═══ Records
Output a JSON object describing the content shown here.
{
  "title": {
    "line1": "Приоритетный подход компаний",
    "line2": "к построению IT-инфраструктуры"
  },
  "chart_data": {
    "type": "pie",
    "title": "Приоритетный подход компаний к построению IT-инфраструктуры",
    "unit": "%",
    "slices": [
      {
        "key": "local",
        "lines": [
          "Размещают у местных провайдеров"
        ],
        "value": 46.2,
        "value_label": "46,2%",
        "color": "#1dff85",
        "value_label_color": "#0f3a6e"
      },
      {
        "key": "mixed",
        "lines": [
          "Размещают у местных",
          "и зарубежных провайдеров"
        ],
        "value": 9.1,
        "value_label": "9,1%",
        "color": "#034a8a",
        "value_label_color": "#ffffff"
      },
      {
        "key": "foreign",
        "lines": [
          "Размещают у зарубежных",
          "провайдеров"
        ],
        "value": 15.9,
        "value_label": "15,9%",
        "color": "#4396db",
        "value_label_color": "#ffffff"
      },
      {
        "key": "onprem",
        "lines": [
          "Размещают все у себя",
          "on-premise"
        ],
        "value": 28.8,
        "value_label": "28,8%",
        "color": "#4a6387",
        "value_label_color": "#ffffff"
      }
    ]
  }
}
══════
**Problem requirements**
The entries above must be returned in full, exactly as shown.

**Solution for this task**
Output a JSON object describing the content shown here.
{
  "title": {
    "line1": "Приоритетный подход компаний",
    "line2": "к построению IT-инфраструктуры"
  },
  "chart_data": {
    "type": "pie",
    "title": "Приоритетный подход компаний к построению IT-инфраструктуры",
    "unit": "%",
    "slices": [
      {
        "key": "local",
        "lines": [
          "Размещают у местных провайдеров"
        ],
        "value": 46.2,
        "value_label": "46,2%",
        "color": "#1dff85",
        "value_label_color": "#0f3a6e"
      },
      {
        "key": "mixed",
        "lines": [
          "Размещают у местных",
          "и зарубежных провайдеров"
        ],
        "value": 9.1,
        "value_label": "9,1%",
        "color": "#034a8a",
        "value_label_color": "#ffffff"
      },
      {
        "key": "foreign",
        "lines": [
          "Размещают у зарубежных",
          "провайдеров"
        ],
        "value": 15.9,
        "value_label": "15,9%",
        "color": "#4396db",
        "value_label_color": "#ffffff"
      },
      {
        "key": "onprem",
        "lines": [
          "Размещают все у себя",
          "on-premise"
        ],
        "value": 28.8,
        "value_label": "28,8%",
        "color": "#4a6387",
        "value_label_color": "#ffffff"
      }
    ]
  }
}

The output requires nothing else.